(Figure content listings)
[start]

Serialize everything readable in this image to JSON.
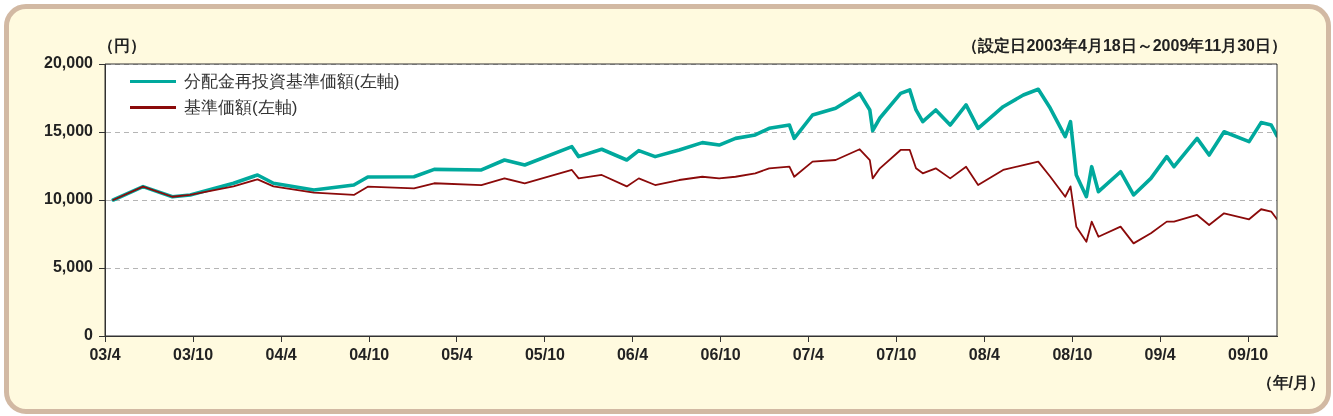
{
  "chart_data": {
    "type": "line",
    "subtitle": "（設定日2003年4月18日～2009年11月30日）",
    "ylabel": "（円）",
    "xlabel": "（年/月）",
    "x": [
      "2003-04-18",
      "2003-06-19",
      "2003-08-19",
      "2003-09-25",
      "2003-12-24",
      "2004-02-12",
      "2004-03-16",
      "2004-06-08",
      "2004-08-30",
      "2004-09-28",
      "2005-01-02",
      "2005-02-13",
      "2005-05-22",
      "2005-07-09",
      "2005-08-20",
      "2005-11-26",
      "2005-12-10",
      "2006-01-27",
      "2006-03-20",
      "2006-04-14",
      "2006-05-18",
      "2006-07-07",
      "2006-08-24",
      "2006-09-28",
      "2006-11-01",
      "2006-12-12",
      "2007-01-10",
      "2007-02-21",
      "2007-03-03",
      "2007-04-10",
      "2007-05-28",
      "2007-07-17",
      "2007-08-07",
      "2007-08-13",
      "2007-08-28",
      "2007-10-10",
      "2007-10-29",
      "2007-11-11",
      "2007-11-25",
      "2007-12-22",
      "2008-01-21",
      "2008-02-23",
      "2008-03-19",
      "2008-05-10",
      "2008-06-21",
      "2008-07-22",
      "2008-08-16",
      "2008-09-16",
      "2008-09-27",
      "2008-10-09",
      "2008-10-30",
      "2008-11-10",
      "2008-11-24",
      "2009-01-09",
      "2009-02-05",
      "2009-03-13",
      "2009-04-15",
      "2009-04-30",
      "2009-06-17",
      "2009-07-12",
      "2009-08-12",
      "2009-10-03",
      "2009-10-28",
      "2009-11-18",
      "2009-11-30"
    ],
    "series": [
      {
        "name": "分配金再投資基準価額(左軸)",
        "color": "#00a99d",
        "values": [
          10000,
          10980,
          10240,
          10370,
          11230,
          11840,
          11230,
          10740,
          11100,
          11690,
          11710,
          12250,
          12210,
          12940,
          12570,
          13920,
          13190,
          13730,
          12940,
          13630,
          13190,
          13680,
          14220,
          14040,
          14530,
          14780,
          15270,
          15510,
          14530,
          16250,
          16740,
          17840,
          16620,
          15100,
          16030,
          17840,
          18090,
          16620,
          15760,
          16620,
          15510,
          16990,
          15270,
          16860,
          17720,
          18140,
          16740,
          14660,
          15760,
          11840,
          10240,
          12450,
          10610,
          12080,
          10370,
          11590,
          13190,
          12450,
          14530,
          13310,
          15020,
          14290,
          15690,
          15510,
          14710
        ]
      },
      {
        "name": "基準価額(左軸)",
        "color": "#8b0a0a",
        "values": [
          10000,
          10980,
          10240,
          10370,
          11000,
          11520,
          11000,
          10540,
          10370,
          10980,
          10860,
          11230,
          11100,
          11590,
          11230,
          12210,
          11590,
          11840,
          11000,
          11590,
          11100,
          11470,
          11710,
          11590,
          11710,
          11960,
          12330,
          12450,
          11710,
          12820,
          12940,
          13730,
          12940,
          11590,
          12330,
          13680,
          13680,
          12330,
          11960,
          12330,
          11590,
          12450,
          11100,
          12210,
          12570,
          12820,
          11710,
          10240,
          11000,
          8040,
          6930,
          8410,
          7300,
          8040,
          6810,
          7550,
          8410,
          8410,
          8900,
          8160,
          9020,
          8580,
          9320,
          9150,
          8580
        ]
      }
    ],
    "xlim": [
      "2003-04-01",
      "2009-11-30"
    ],
    "xticks": [
      {
        "value": "2003-04-01",
        "label": "03/4"
      },
      {
        "value": "2003-10-01",
        "label": "03/10"
      },
      {
        "value": "2004-04-01",
        "label": "04/4"
      },
      {
        "value": "2004-10-01",
        "label": "04/10"
      },
      {
        "value": "2005-04-01",
        "label": "05/4"
      },
      {
        "value": "2005-10-01",
        "label": "05/10"
      },
      {
        "value": "2006-04-01",
        "label": "06/4"
      },
      {
        "value": "2006-10-01",
        "label": "06/10"
      },
      {
        "value": "2007-04-01",
        "label": "07/4"
      },
      {
        "value": "2007-10-01",
        "label": "07/10"
      },
      {
        "value": "2008-04-01",
        "label": "08/4"
      },
      {
        "value": "2008-10-01",
        "label": "08/10"
      },
      {
        "value": "2009-04-01",
        "label": "09/4"
      },
      {
        "value": "2009-10-01",
        "label": "09/10"
      }
    ],
    "ylim": [
      0,
      20000
    ],
    "yticks": [
      {
        "value": 0,
        "label": "0"
      },
      {
        "value": 5000,
        "label": "5,000"
      },
      {
        "value": 10000,
        "label": "10,000"
      },
      {
        "value": 15000,
        "label": "15,000"
      },
      {
        "value": 20000,
        "label": "20,000"
      }
    ],
    "grid": "y",
    "legend": "top left",
    "marker": "none",
    "line_style": "solid"
  }
}
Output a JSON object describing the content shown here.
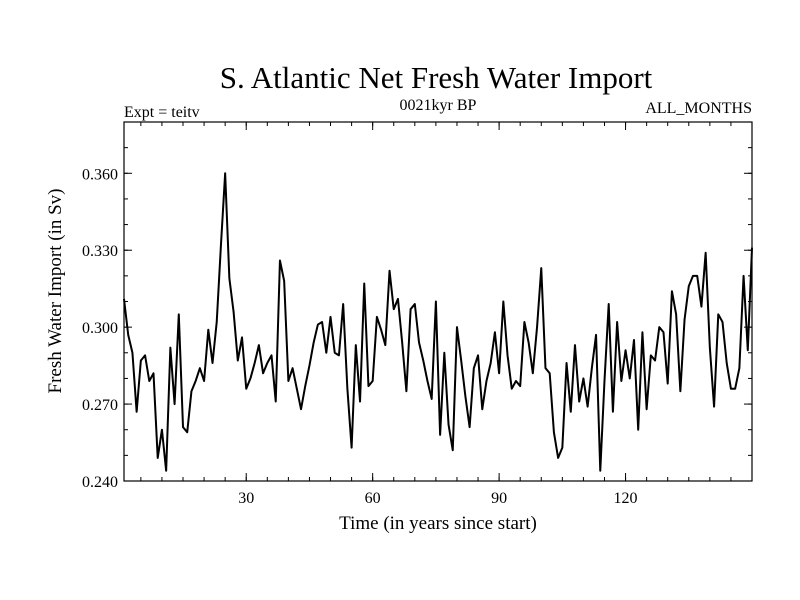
{
  "chart_data": {
    "type": "line",
    "title": "S. Atlantic Net Fresh Water Import",
    "subtitle_left": "Expt = teitv",
    "subtitle_center": "0021kyr BP",
    "subtitle_right": "ALL_MONTHS",
    "xlabel": "Time (in years since start)",
    "ylabel": "Fresh Water Import (in Sv)",
    "xlim": [
      1,
      150
    ],
    "ylim": [
      0.24,
      0.38
    ],
    "x_major_ticks": [
      30,
      60,
      90,
      120
    ],
    "x_minor_step": 5,
    "y_major_ticks": [
      0.24,
      0.27,
      0.3,
      0.33,
      0.36
    ],
    "y_tick_labels": [
      "0.240",
      "0.270",
      "0.300",
      "0.330",
      "0.360"
    ],
    "y_minor_step": 0.01,
    "grid": false,
    "series": [
      {
        "name": "Fresh water import",
        "color": "#000000",
        "x": [
          1,
          2,
          3,
          4,
          5,
          6,
          7,
          8,
          9,
          10,
          11,
          12,
          13,
          14,
          15,
          16,
          17,
          18,
          19,
          20,
          21,
          22,
          23,
          24,
          25,
          26,
          27,
          28,
          29,
          30,
          31,
          32,
          33,
          34,
          35,
          36,
          37,
          38,
          39,
          40,
          41,
          42,
          43,
          44,
          45,
          46,
          47,
          48,
          49,
          50,
          51,
          52,
          53,
          54,
          55,
          56,
          57,
          58,
          59,
          60,
          61,
          62,
          63,
          64,
          65,
          66,
          67,
          68,
          69,
          70,
          71,
          72,
          73,
          74,
          75,
          76,
          77,
          78,
          79,
          80,
          81,
          82,
          83,
          84,
          85,
          86,
          87,
          88,
          89,
          90,
          91,
          92,
          93,
          94,
          95,
          96,
          97,
          98,
          99,
          100,
          101,
          102,
          103,
          104,
          105,
          106,
          107,
          108,
          109,
          110,
          111,
          112,
          113,
          114,
          115,
          116,
          117,
          118,
          119,
          120,
          121,
          122,
          123,
          124,
          125,
          126,
          127,
          128,
          129,
          130,
          131,
          132,
          133,
          134,
          135,
          136,
          137,
          138,
          139,
          140,
          141,
          142,
          143,
          144,
          145,
          146,
          147,
          148,
          149,
          150
        ],
        "values": [
          0.311,
          0.297,
          0.29,
          0.267,
          0.287,
          0.289,
          0.279,
          0.282,
          0.249,
          0.26,
          0.244,
          0.292,
          0.27,
          0.305,
          0.261,
          0.259,
          0.275,
          0.279,
          0.284,
          0.279,
          0.299,
          0.286,
          0.302,
          0.332,
          0.36,
          0.319,
          0.306,
          0.287,
          0.296,
          0.276,
          0.28,
          0.286,
          0.293,
          0.282,
          0.286,
          0.289,
          0.271,
          0.326,
          0.318,
          0.279,
          0.284,
          0.276,
          0.268,
          0.277,
          0.285,
          0.294,
          0.301,
          0.302,
          0.29,
          0.304,
          0.29,
          0.289,
          0.309,
          0.276,
          0.253,
          0.293,
          0.271,
          0.317,
          0.277,
          0.279,
          0.304,
          0.299,
          0.293,
          0.322,
          0.307,
          0.311,
          0.294,
          0.275,
          0.307,
          0.309,
          0.294,
          0.287,
          0.279,
          0.272,
          0.31,
          0.258,
          0.29,
          0.262,
          0.252,
          0.3,
          0.287,
          0.273,
          0.261,
          0.284,
          0.289,
          0.268,
          0.279,
          0.286,
          0.298,
          0.282,
          0.31,
          0.289,
          0.276,
          0.279,
          0.277,
          0.302,
          0.294,
          0.282,
          0.3,
          0.323,
          0.284,
          0.282,
          0.259,
          0.249,
          0.253,
          0.286,
          0.267,
          0.293,
          0.271,
          0.28,
          0.269,
          0.284,
          0.297,
          0.244,
          0.279,
          0.309,
          0.267,
          0.302,
          0.279,
          0.291,
          0.28,
          0.295,
          0.26,
          0.298,
          0.268,
          0.289,
          0.287,
          0.3,
          0.298,
          0.278,
          0.314,
          0.305,
          0.275,
          0.303,
          0.316,
          0.32,
          0.32,
          0.308,
          0.329,
          0.292,
          0.269,
          0.305,
          0.302,
          0.286,
          0.276,
          0.276,
          0.284,
          0.32,
          0.291,
          0.331
        ]
      }
    ]
  }
}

[end]

## Aim of the task
Note each line of the entries that has "JSON" in it, and copy those lines.

## Written answer
Serialize everything readable in this image to JSON.
Output a JSON object describing the content shown here.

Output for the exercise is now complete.